Records:
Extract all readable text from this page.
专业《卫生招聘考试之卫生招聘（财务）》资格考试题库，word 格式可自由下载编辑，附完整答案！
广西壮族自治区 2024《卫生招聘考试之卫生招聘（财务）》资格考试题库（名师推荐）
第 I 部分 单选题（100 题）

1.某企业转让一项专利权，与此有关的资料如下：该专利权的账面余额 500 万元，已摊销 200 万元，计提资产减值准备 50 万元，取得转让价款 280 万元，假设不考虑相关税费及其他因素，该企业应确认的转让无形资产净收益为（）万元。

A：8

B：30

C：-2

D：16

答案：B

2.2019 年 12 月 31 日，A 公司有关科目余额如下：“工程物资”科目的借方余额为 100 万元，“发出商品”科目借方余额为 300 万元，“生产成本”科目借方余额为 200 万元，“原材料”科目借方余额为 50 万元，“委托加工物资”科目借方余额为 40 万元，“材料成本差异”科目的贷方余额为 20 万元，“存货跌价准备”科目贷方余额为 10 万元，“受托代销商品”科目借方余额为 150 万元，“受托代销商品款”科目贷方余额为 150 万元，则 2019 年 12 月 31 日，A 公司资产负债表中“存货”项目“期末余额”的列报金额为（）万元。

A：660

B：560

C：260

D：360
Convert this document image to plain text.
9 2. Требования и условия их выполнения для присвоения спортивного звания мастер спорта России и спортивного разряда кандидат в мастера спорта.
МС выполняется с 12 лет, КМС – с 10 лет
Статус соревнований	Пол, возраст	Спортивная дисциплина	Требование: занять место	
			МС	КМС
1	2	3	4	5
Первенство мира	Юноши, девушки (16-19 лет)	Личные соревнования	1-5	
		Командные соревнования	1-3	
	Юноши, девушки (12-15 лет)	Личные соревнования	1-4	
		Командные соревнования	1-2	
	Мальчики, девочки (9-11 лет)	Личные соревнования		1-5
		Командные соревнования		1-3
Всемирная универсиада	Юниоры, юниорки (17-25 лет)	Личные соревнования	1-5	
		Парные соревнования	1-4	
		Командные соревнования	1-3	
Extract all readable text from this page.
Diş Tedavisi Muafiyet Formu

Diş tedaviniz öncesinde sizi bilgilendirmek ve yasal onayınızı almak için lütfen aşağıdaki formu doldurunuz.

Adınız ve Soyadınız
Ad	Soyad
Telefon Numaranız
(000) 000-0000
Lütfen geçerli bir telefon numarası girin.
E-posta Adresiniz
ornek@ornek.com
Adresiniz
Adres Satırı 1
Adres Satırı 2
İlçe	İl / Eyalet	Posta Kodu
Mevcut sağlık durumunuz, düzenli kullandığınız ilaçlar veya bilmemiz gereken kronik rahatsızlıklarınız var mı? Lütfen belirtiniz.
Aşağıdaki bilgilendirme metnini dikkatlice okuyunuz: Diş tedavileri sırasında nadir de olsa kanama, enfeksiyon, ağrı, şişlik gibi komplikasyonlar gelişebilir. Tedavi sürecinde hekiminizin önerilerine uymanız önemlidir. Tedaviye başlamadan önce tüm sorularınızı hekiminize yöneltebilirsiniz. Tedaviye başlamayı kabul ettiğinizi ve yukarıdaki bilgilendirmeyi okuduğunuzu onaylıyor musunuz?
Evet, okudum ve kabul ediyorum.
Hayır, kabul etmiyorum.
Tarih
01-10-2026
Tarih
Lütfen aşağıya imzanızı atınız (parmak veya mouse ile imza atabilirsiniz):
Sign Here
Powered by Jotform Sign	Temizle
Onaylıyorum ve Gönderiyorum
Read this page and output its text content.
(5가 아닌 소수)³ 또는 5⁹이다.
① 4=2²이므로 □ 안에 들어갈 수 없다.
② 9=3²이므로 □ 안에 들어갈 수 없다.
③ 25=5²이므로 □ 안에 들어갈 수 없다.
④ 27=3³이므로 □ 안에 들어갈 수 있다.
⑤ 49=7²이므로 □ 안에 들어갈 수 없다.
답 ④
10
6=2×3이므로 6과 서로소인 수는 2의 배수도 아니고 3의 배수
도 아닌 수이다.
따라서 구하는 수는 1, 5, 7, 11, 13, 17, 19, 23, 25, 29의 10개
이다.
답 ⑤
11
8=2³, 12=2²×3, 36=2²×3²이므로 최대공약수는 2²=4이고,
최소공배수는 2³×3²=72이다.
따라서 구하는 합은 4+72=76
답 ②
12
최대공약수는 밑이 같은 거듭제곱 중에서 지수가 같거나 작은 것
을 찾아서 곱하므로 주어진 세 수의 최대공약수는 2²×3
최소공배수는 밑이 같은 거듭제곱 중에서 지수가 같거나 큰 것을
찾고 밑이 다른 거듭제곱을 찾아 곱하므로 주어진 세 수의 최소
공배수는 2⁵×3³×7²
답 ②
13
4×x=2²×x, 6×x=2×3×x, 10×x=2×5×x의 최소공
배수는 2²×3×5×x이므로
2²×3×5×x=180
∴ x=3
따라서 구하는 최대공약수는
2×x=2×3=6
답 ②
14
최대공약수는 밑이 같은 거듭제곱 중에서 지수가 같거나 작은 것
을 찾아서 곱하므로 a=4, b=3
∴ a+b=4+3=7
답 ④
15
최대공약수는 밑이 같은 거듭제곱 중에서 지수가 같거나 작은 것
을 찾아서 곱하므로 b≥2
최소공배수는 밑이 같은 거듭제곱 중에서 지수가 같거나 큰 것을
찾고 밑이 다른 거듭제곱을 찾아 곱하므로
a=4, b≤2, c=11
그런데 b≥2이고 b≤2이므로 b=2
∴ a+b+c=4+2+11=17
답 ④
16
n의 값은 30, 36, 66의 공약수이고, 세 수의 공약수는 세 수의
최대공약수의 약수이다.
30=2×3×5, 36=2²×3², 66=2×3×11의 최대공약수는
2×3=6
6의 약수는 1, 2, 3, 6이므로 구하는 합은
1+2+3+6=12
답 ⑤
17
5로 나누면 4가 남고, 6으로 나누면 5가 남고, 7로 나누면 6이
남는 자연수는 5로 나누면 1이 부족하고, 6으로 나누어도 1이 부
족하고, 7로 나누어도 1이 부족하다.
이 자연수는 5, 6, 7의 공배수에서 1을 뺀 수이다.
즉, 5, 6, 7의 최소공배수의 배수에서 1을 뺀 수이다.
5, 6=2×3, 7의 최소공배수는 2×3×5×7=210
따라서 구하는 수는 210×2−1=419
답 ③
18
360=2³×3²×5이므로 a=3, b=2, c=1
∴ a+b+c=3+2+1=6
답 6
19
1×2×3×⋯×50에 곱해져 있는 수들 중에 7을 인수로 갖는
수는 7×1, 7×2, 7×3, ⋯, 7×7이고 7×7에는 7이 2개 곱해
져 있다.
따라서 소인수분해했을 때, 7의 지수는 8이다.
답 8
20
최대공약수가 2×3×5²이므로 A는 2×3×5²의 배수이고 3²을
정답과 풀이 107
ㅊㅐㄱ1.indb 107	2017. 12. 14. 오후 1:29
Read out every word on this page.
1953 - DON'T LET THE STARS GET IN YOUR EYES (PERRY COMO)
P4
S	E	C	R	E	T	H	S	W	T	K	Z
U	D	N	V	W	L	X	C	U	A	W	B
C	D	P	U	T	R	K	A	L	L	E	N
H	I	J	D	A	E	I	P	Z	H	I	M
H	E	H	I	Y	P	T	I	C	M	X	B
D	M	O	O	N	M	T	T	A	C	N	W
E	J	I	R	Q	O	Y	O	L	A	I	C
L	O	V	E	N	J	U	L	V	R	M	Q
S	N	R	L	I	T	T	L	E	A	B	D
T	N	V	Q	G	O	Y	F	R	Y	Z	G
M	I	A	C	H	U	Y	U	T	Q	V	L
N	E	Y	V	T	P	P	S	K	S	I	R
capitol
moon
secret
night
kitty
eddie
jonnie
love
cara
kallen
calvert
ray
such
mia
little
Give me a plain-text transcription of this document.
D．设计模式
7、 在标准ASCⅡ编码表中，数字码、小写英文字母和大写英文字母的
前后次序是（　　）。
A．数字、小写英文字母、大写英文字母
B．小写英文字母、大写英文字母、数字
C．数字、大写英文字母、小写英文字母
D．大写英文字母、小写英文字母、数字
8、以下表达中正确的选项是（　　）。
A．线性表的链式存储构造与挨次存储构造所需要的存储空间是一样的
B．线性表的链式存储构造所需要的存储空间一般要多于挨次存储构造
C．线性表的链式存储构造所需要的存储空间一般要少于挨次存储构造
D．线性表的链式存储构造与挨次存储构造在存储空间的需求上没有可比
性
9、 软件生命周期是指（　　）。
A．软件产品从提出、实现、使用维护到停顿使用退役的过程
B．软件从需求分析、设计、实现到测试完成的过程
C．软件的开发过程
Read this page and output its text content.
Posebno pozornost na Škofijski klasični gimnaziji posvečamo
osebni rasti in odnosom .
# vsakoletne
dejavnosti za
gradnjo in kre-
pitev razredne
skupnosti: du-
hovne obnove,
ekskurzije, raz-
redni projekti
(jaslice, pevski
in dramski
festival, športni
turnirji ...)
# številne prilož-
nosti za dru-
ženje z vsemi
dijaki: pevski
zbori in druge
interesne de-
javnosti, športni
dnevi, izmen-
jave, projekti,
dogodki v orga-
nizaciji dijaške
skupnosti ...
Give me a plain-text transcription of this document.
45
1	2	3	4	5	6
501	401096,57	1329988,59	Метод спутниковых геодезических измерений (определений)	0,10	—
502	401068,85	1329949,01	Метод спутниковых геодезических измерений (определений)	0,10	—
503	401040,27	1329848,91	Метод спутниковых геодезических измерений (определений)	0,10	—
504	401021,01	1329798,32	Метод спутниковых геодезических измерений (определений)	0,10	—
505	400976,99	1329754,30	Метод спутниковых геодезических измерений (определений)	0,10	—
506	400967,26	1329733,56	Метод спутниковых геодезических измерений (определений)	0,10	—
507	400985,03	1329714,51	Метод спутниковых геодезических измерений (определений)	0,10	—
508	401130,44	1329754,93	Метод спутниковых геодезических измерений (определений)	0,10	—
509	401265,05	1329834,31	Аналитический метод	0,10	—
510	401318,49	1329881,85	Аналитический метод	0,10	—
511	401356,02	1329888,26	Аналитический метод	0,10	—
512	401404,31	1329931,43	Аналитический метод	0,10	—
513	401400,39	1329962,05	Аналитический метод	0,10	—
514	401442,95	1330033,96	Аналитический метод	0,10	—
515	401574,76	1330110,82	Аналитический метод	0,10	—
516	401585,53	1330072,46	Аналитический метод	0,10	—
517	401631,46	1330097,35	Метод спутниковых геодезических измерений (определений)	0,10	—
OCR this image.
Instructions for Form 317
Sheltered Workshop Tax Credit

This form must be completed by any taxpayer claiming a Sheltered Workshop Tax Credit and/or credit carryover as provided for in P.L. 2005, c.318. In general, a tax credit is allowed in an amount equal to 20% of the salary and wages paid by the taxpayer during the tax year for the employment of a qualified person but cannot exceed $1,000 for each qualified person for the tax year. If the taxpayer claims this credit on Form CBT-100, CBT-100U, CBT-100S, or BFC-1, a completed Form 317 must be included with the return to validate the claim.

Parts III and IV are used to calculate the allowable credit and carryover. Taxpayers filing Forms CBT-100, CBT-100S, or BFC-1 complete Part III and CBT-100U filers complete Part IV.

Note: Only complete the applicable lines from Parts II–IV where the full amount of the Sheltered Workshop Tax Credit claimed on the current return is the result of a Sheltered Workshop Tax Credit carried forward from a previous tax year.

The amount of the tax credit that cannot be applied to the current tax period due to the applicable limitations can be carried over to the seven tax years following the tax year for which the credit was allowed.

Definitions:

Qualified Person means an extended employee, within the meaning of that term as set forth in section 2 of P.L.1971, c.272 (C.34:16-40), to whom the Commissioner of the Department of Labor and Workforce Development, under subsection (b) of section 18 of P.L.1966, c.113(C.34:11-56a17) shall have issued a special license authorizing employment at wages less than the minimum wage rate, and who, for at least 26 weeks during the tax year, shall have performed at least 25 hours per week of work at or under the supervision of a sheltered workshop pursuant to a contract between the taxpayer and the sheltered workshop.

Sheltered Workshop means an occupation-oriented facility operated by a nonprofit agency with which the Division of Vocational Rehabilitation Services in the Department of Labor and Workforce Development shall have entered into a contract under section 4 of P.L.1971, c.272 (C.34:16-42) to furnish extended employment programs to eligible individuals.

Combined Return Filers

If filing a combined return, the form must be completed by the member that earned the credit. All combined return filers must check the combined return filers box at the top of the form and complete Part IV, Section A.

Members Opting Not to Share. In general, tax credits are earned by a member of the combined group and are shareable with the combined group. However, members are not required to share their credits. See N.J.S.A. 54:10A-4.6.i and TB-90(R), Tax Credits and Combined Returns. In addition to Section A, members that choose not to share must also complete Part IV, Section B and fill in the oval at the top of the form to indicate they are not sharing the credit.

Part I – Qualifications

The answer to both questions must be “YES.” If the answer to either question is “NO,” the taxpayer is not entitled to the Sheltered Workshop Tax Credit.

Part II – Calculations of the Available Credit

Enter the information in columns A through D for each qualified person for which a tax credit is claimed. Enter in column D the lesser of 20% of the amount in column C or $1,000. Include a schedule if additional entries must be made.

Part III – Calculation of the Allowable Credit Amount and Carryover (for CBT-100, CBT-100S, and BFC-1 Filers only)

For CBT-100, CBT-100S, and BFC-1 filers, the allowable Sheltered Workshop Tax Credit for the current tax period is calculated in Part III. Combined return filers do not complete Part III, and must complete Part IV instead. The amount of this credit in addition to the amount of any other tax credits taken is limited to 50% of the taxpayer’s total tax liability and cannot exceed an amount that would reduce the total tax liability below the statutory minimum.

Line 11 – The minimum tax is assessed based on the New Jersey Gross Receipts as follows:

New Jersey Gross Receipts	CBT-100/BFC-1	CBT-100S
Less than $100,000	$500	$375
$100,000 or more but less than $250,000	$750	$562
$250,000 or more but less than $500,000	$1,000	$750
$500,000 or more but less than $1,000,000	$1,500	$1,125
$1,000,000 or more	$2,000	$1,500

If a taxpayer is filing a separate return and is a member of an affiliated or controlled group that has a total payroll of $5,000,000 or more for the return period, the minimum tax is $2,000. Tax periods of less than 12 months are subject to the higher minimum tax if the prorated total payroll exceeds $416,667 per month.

** To be done **
Find each line holding "carried". Copy it out.

** Result of the task **
Note: Only complete the applicable lines from Parts II–IV where the full amount of the Sheltered Workshop Tax Credit claimed on the current return is the result of a Sheltered Workshop Tax Credit carried forward from a previous tax year.
The amount of the tax credit that cannot be applied to the current tax period due to the applicable limitations can be carried over to the seven tax years following the tax year for which the credit was allowed.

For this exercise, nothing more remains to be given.